● **Aim**: Which lines below hold the word "légumes"? Copy all of them.
**** Input data
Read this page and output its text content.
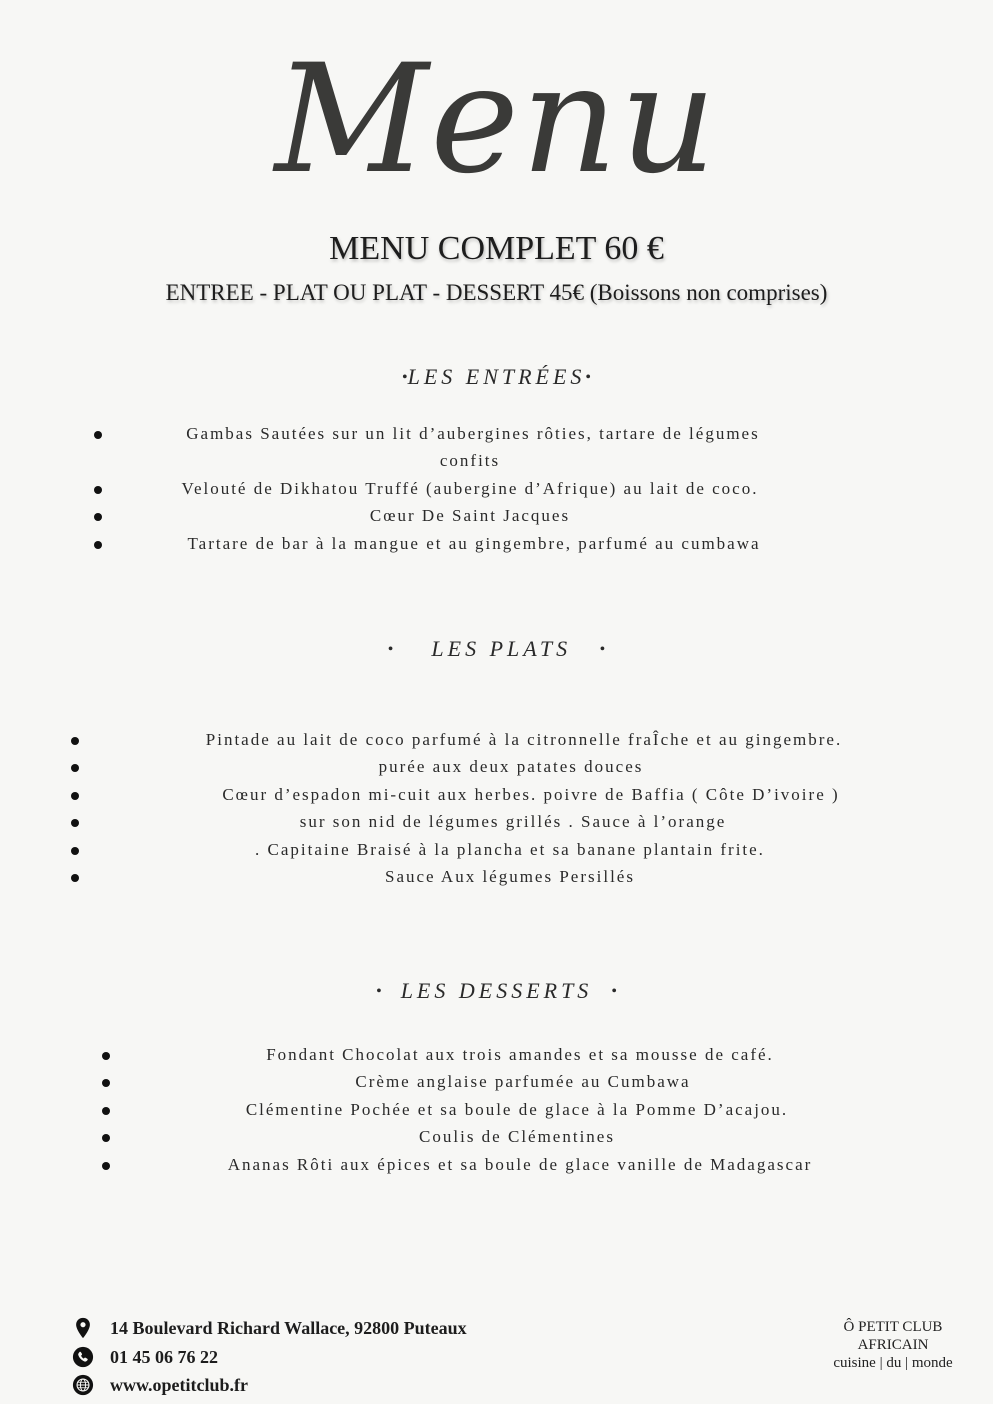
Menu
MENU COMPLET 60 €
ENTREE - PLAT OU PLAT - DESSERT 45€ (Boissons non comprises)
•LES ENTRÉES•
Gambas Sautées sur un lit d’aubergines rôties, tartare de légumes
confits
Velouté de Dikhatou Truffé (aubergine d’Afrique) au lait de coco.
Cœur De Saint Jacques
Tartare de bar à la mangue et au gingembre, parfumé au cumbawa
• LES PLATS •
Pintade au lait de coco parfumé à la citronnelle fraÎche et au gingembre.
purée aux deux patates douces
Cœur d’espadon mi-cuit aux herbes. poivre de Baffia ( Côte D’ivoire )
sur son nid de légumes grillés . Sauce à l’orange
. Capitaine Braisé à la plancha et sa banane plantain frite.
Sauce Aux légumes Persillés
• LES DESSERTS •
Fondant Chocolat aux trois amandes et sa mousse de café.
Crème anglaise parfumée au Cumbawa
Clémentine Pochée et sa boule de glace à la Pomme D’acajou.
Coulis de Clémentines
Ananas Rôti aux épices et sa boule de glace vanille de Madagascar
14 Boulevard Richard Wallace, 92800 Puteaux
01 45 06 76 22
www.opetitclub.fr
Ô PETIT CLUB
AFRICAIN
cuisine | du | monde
********
● **Reply**:
Gambas Sautées sur un lit d’aubergines rôties, tartare de légumes
sur son nid de légumes grillés . Sauce à l’orange
Sauce Aux légumes Persillés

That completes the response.